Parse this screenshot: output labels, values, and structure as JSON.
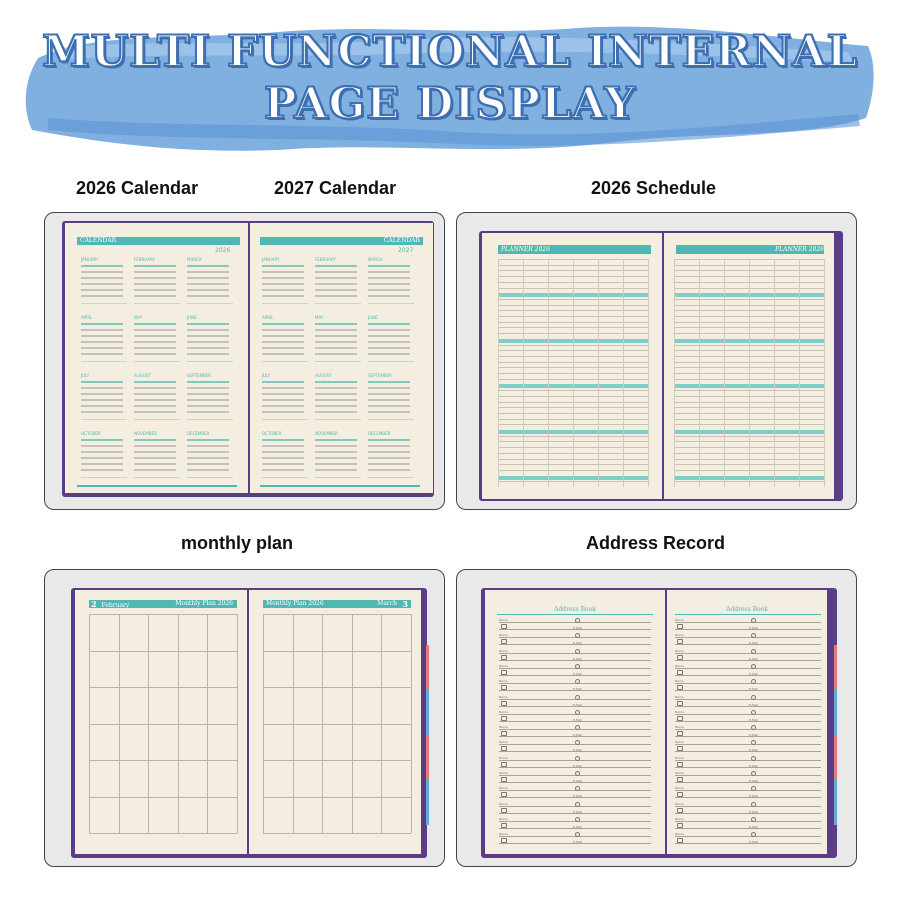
{
  "banner": {
    "title_line1": "MULTI FUNCTIONAL INTERNAL",
    "title_line2": "PAGE DISPLAY",
    "brush_color": "#7fb0e0",
    "outline_color": "#3d6fb2"
  },
  "labels": {
    "cal2026": "2026 Calendar",
    "cal2027": "2027 Calendar",
    "schedule": "2026 Schedule",
    "monthly": "monthly plan",
    "address": "Address Record"
  },
  "calendar_page": {
    "left_header": "CALENDAR",
    "left_year": "2026",
    "right_header": "CALENDAR",
    "right_year": "2027",
    "months": [
      "JANUARY",
      "FEBRUARY",
      "MARCH",
      "APRIL",
      "MAY",
      "JUNE",
      "JULY",
      "AUGUST",
      "SEPTEMBER",
      "OCTOBER",
      "NOVEMBER",
      "DECEMBER"
    ]
  },
  "schedule_page": {
    "left_header": "PLANNER 2026",
    "right_header": "PLANNER 2026"
  },
  "monthly_page": {
    "left_month_num": "2",
    "left_month_name": "February",
    "left_header": "Monthly Plan 2026",
    "right_header": "Monthly Plan 2026",
    "right_month_name": "March",
    "right_month_num": "3"
  },
  "address_page": {
    "left_header": "Address Book",
    "right_header": "Address Book",
    "field_name": "Name",
    "field_email": "E-Mail"
  },
  "colors": {
    "teal": "#4fb8b2",
    "paper": "#f3eedf",
    "cover": "#5a3d86",
    "panel_bg": "#e9e9ea"
  }
}
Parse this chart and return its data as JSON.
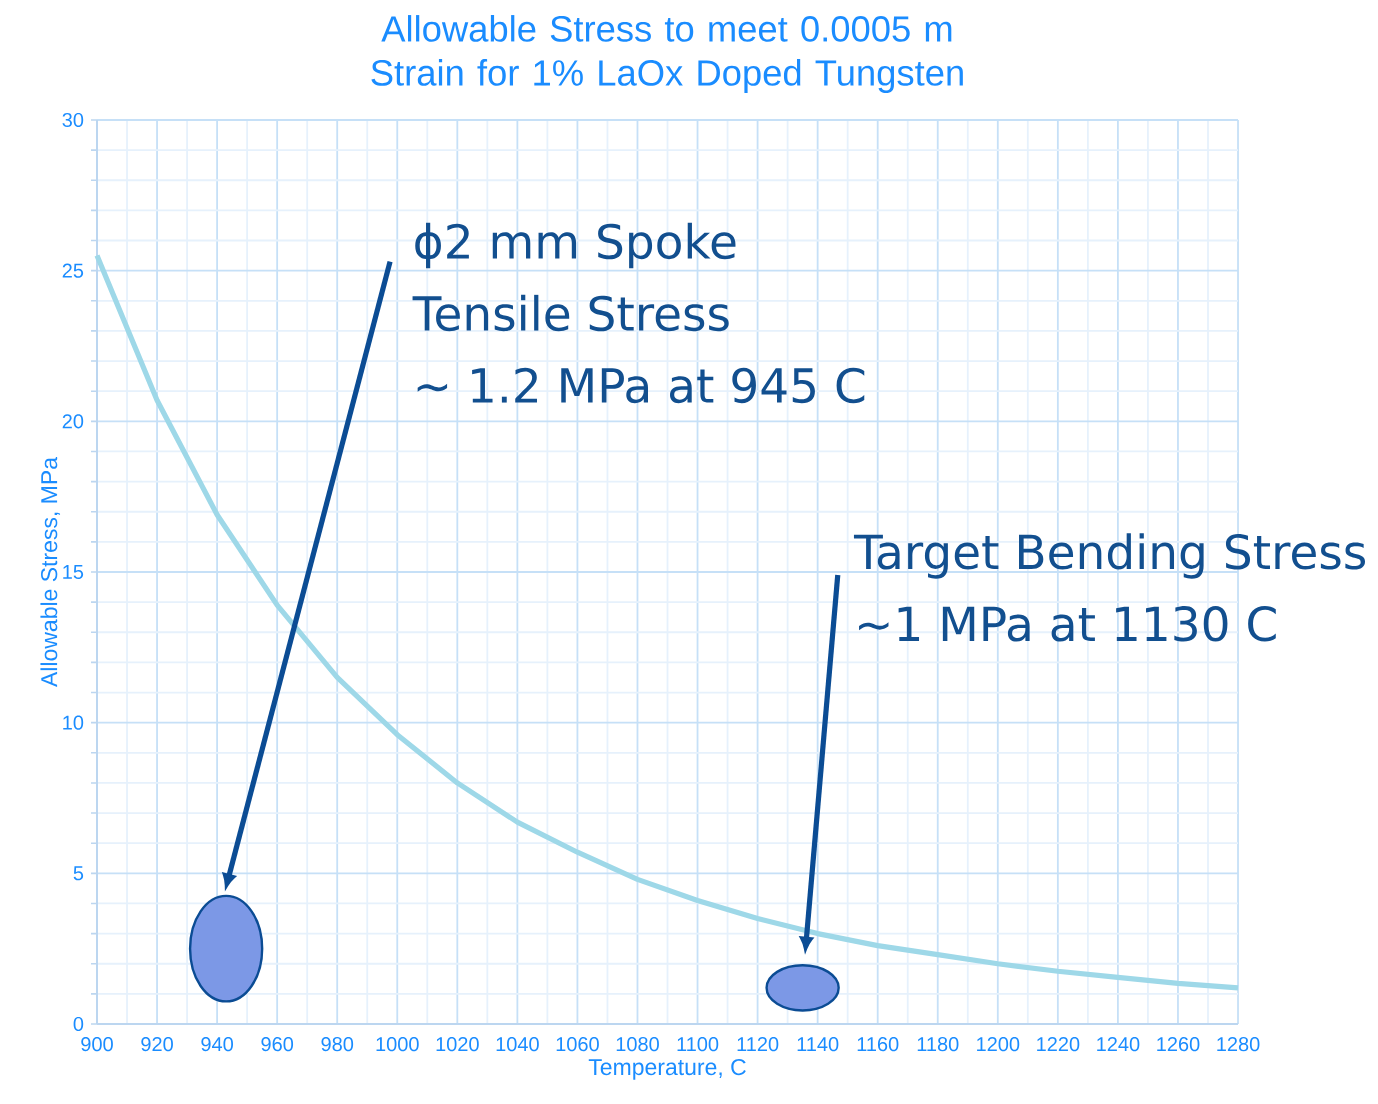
{
  "chart_data": {
    "type": "line",
    "title": "Allowable Stress to meet 0.0005 m Strain for 1% LaOx Doped Tungsten",
    "xlabel": "Temperature, C",
    "ylabel": "Allowable Stress, MPa",
    "x": [
      900,
      920,
      940,
      960,
      980,
      1000,
      1020,
      1040,
      1060,
      1080,
      1100,
      1120,
      1140,
      1160,
      1180,
      1200,
      1220,
      1240,
      1260,
      1280
    ],
    "series": [
      {
        "color": "#9ed8e8",
        "values": [
          25.5,
          20.7,
          16.9,
          13.9,
          11.5,
          9.6,
          8.0,
          6.7,
          5.7,
          4.8,
          4.1,
          3.5,
          3.0,
          2.6,
          2.3,
          2.0,
          1.75,
          1.55,
          1.35,
          1.2
        ]
      }
    ],
    "xlim": [
      900,
      1280
    ],
    "ylim": [
      0,
      30
    ],
    "xticks": [
      900,
      920,
      940,
      960,
      980,
      1000,
      1020,
      1040,
      1060,
      1080,
      1100,
      1120,
      1140,
      1160,
      1180,
      1200,
      1220,
      1240,
      1260,
      1280
    ],
    "yticks": [
      0,
      5,
      10,
      15,
      20,
      25,
      30
    ],
    "grid": true,
    "annotations": [
      "ϕ2 mm Spoke",
      "Tensile Stress",
      "~ 1.2 MPa at 945 C",
      "Target Bending Stress",
      "~1 MPa at 1130 C"
    ]
  }
}
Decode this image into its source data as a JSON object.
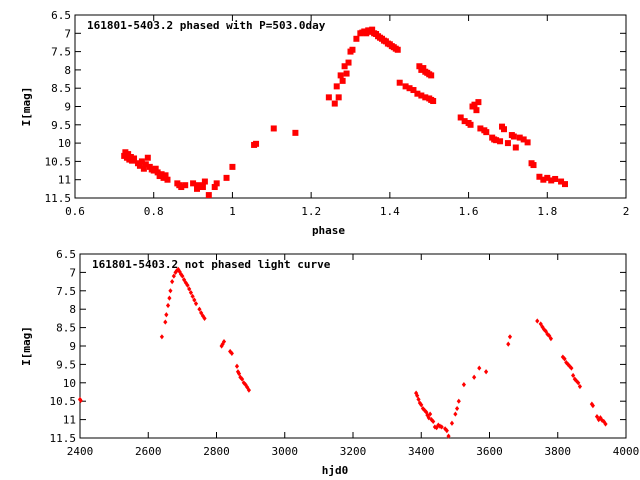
{
  "chart_data": [
    {
      "type": "scatter",
      "title": "161801-5403.2 phased with P=503.0day",
      "xlabel": "phase",
      "ylabel": "I[mag]",
      "xlim": [
        0.6,
        2.0
      ],
      "ylim": [
        11.5,
        6.5
      ],
      "y_inverted": true,
      "xticks": [
        "0.6",
        "0.8",
        "1",
        "1.2",
        "1.4",
        "1.6",
        "1.8",
        "2"
      ],
      "yticks": [
        "6.5",
        "7",
        "7.5",
        "8",
        "8.5",
        "9",
        "9.5",
        "10",
        "10.5",
        "11",
        "11.5"
      ],
      "marker_color": "#ff0000",
      "marker": "filled-square",
      "grid": false,
      "series": [
        {
          "points": [
            [
              0.725,
              10.35
            ],
            [
              0.728,
              10.25
            ],
            [
              0.732,
              10.4
            ],
            [
              0.735,
              10.3
            ],
            [
              0.738,
              10.45
            ],
            [
              0.742,
              10.38
            ],
            [
              0.745,
              10.48
            ],
            [
              0.75,
              10.42
            ],
            [
              0.76,
              10.55
            ],
            [
              0.765,
              10.62
            ],
            [
              0.77,
              10.5
            ],
            [
              0.775,
              10.7
            ],
            [
              0.78,
              10.58
            ],
            [
              0.785,
              10.4
            ],
            [
              0.79,
              10.65
            ],
            [
              0.795,
              10.72
            ],
            [
              0.8,
              10.75
            ],
            [
              0.805,
              10.7
            ],
            [
              0.81,
              10.8
            ],
            [
              0.815,
              10.9
            ],
            [
              0.82,
              10.85
            ],
            [
              0.825,
              10.95
            ],
            [
              0.83,
              10.88
            ],
            [
              0.835,
              11.0
            ],
            [
              0.86,
              11.1
            ],
            [
              0.865,
              11.15
            ],
            [
              0.87,
              11.2
            ],
            [
              0.88,
              11.15
            ],
            [
              0.9,
              11.1
            ],
            [
              0.91,
              11.25
            ],
            [
              0.915,
              11.15
            ],
            [
              0.925,
              11.2
            ],
            [
              0.93,
              11.05
            ],
            [
              0.94,
              11.42
            ],
            [
              0.955,
              11.2
            ],
            [
              0.96,
              11.1
            ],
            [
              0.985,
              10.95
            ],
            [
              1.0,
              10.65
            ],
            [
              1.055,
              10.05
            ],
            [
              1.06,
              10.02
            ],
            [
              1.105,
              9.6
            ],
            [
              1.16,
              9.72
            ],
            [
              1.245,
              8.75
            ],
            [
              1.26,
              8.92
            ],
            [
              1.265,
              8.45
            ],
            [
              1.27,
              8.75
            ],
            [
              1.275,
              8.15
            ],
            [
              1.28,
              8.3
            ],
            [
              1.285,
              7.9
            ],
            [
              1.29,
              8.1
            ],
            [
              1.295,
              7.8
            ],
            [
              1.3,
              7.5
            ],
            [
              1.305,
              7.45
            ],
            [
              1.315,
              7.15
            ],
            [
              1.325,
              7.0
            ],
            [
              1.33,
              6.98
            ],
            [
              1.335,
              6.95
            ],
            [
              1.34,
              7.0
            ],
            [
              1.345,
              6.92
            ],
            [
              1.35,
              6.96
            ],
            [
              1.355,
              6.9
            ],
            [
              1.36,
              7.0
            ],
            [
              1.365,
              7.02
            ],
            [
              1.37,
              7.08
            ],
            [
              1.375,
              7.12
            ],
            [
              1.38,
              7.15
            ],
            [
              1.385,
              7.2
            ],
            [
              1.39,
              7.22
            ],
            [
              1.395,
              7.28
            ],
            [
              1.4,
              7.3
            ],
            [
              1.405,
              7.35
            ],
            [
              1.41,
              7.38
            ],
            [
              1.415,
              7.42
            ],
            [
              1.42,
              7.45
            ],
            [
              1.425,
              8.35
            ],
            [
              1.44,
              8.45
            ],
            [
              1.45,
              8.5
            ],
            [
              1.46,
              8.55
            ],
            [
              1.47,
              8.65
            ],
            [
              1.48,
              8.7
            ],
            [
              1.475,
              7.9
            ],
            [
              1.48,
              8.0
            ],
            [
              1.485,
              7.95
            ],
            [
              1.49,
              8.05
            ],
            [
              1.495,
              8.08
            ],
            [
              1.5,
              8.12
            ],
            [
              1.505,
              8.15
            ],
            [
              1.49,
              8.75
            ],
            [
              1.5,
              8.78
            ],
            [
              1.505,
              8.82
            ],
            [
              1.51,
              8.85
            ],
            [
              1.58,
              9.3
            ],
            [
              1.59,
              9.4
            ],
            [
              1.6,
              9.45
            ],
            [
              1.605,
              9.5
            ],
            [
              1.61,
              9.0
            ],
            [
              1.615,
              8.95
            ],
            [
              1.62,
              9.1
            ],
            [
              1.625,
              8.88
            ],
            [
              1.63,
              9.6
            ],
            [
              1.64,
              9.65
            ],
            [
              1.645,
              9.7
            ],
            [
              1.66,
              9.85
            ],
            [
              1.665,
              9.9
            ],
            [
              1.67,
              9.92
            ],
            [
              1.68,
              9.95
            ],
            [
              1.685,
              9.55
            ],
            [
              1.69,
              9.62
            ],
            [
              1.7,
              10.0
            ],
            [
              1.71,
              9.78
            ],
            [
              1.715,
              9.82
            ],
            [
              1.72,
              10.12
            ],
            [
              1.73,
              9.85
            ],
            [
              1.74,
              9.9
            ],
            [
              1.75,
              9.98
            ],
            [
              1.76,
              10.55
            ],
            [
              1.765,
              10.6
            ],
            [
              1.78,
              10.92
            ],
            [
              1.79,
              11.0
            ],
            [
              1.8,
              10.95
            ],
            [
              1.81,
              11.02
            ],
            [
              1.82,
              10.98
            ],
            [
              1.835,
              11.05
            ],
            [
              1.845,
              11.12
            ]
          ]
        }
      ]
    },
    {
      "type": "scatter",
      "title": "161801-5403.2 not phased light curve",
      "xlabel": "hjd0",
      "ylabel": "I[mag]",
      "xlim": [
        2400,
        4000
      ],
      "ylim": [
        11.5,
        6.5
      ],
      "y_inverted": true,
      "xticks": [
        "2400",
        "2600",
        "2800",
        "3000",
        "3200",
        "3400",
        "3600",
        "3800",
        "4000"
      ],
      "yticks": [
        "6.5",
        "7",
        "7.5",
        "8",
        "8.5",
        "9",
        "9.5",
        "10",
        "10.5",
        "11",
        "11.5"
      ],
      "marker_color": "#ff0000",
      "marker": "filled-diamond",
      "grid": false,
      "series": [
        {
          "points": [
            [
              2400,
              10.45
            ],
            [
              2402,
              10.48
            ],
            [
              2640,
              8.75
            ],
            [
              2650,
              8.35
            ],
            [
              2653,
              8.15
            ],
            [
              2658,
              7.9
            ],
            [
              2662,
              7.7
            ],
            [
              2665,
              7.5
            ],
            [
              2670,
              7.25
            ],
            [
              2675,
              7.1
            ],
            [
              2680,
              7.0
            ],
            [
              2684,
              6.95
            ],
            [
              2688,
              6.92
            ],
            [
              2692,
              6.98
            ],
            [
              2696,
              7.05
            ],
            [
              2700,
              7.1
            ],
            [
              2705,
              7.2
            ],
            [
              2710,
              7.28
            ],
            [
              2715,
              7.35
            ],
            [
              2720,
              7.45
            ],
            [
              2725,
              7.55
            ],
            [
              2730,
              7.65
            ],
            [
              2735,
              7.75
            ],
            [
              2740,
              7.85
            ],
            [
              2750,
              8.0
            ],
            [
              2755,
              8.1
            ],
            [
              2760,
              8.18
            ],
            [
              2765,
              8.25
            ],
            [
              2815,
              9.0
            ],
            [
              2818,
              8.95
            ],
            [
              2822,
              8.88
            ],
            [
              2840,
              9.15
            ],
            [
              2845,
              9.2
            ],
            [
              2860,
              9.55
            ],
            [
              2863,
              9.7
            ],
            [
              2866,
              9.75
            ],
            [
              2870,
              9.85
            ],
            [
              2875,
              9.9
            ],
            [
              2880,
              10.0
            ],
            [
              2885,
              10.05
            ],
            [
              2890,
              10.12
            ],
            [
              2895,
              10.2
            ],
            [
              3385,
              10.28
            ],
            [
              3388,
              10.35
            ],
            [
              3392,
              10.45
            ],
            [
              3396,
              10.55
            ],
            [
              3400,
              10.6
            ],
            [
              3405,
              10.7
            ],
            [
              3410,
              10.75
            ],
            [
              3415,
              10.8
            ],
            [
              3418,
              10.88
            ],
            [
              3422,
              10.95
            ],
            [
              3426,
              10.85
            ],
            [
              3430,
              11.0
            ],
            [
              3435,
              11.05
            ],
            [
              3440,
              11.2
            ],
            [
              3445,
              11.22
            ],
            [
              3450,
              11.15
            ],
            [
              3455,
              11.18
            ],
            [
              3460,
              11.2
            ],
            [
              3470,
              11.25
            ],
            [
              3475,
              11.3
            ],
            [
              3480,
              11.45
            ],
            [
              3490,
              11.1
            ],
            [
              3500,
              10.85
            ],
            [
              3505,
              10.7
            ],
            [
              3510,
              10.5
            ],
            [
              3525,
              10.05
            ],
            [
              3555,
              9.85
            ],
            [
              3570,
              9.6
            ],
            [
              3590,
              9.7
            ],
            [
              3655,
              8.95
            ],
            [
              3660,
              8.75
            ],
            [
              3740,
              8.32
            ],
            [
              3750,
              8.4
            ],
            [
              3755,
              8.48
            ],
            [
              3760,
              8.55
            ],
            [
              3765,
              8.6
            ],
            [
              3770,
              8.68
            ],
            [
              3775,
              8.72
            ],
            [
              3780,
              8.8
            ],
            [
              3815,
              9.3
            ],
            [
              3820,
              9.35
            ],
            [
              3825,
              9.45
            ],
            [
              3830,
              9.5
            ],
            [
              3835,
              9.55
            ],
            [
              3840,
              9.6
            ],
            [
              3845,
              9.8
            ],
            [
              3850,
              9.9
            ],
            [
              3855,
              9.95
            ],
            [
              3860,
              10.0
            ],
            [
              3865,
              10.1
            ],
            [
              3900,
              10.58
            ],
            [
              3903,
              10.62
            ],
            [
              3915,
              10.92
            ],
            [
              3920,
              11.0
            ],
            [
              3925,
              10.95
            ],
            [
              3930,
              11.02
            ],
            [
              3935,
              11.05
            ],
            [
              3940,
              11.12
            ]
          ]
        }
      ]
    }
  ]
}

═══

Task: Select and copy every line of the material that holds the string "labels".

Answer to the task:
Parse this screenshot: output labels, values, and structure as JSON.
  "labels": {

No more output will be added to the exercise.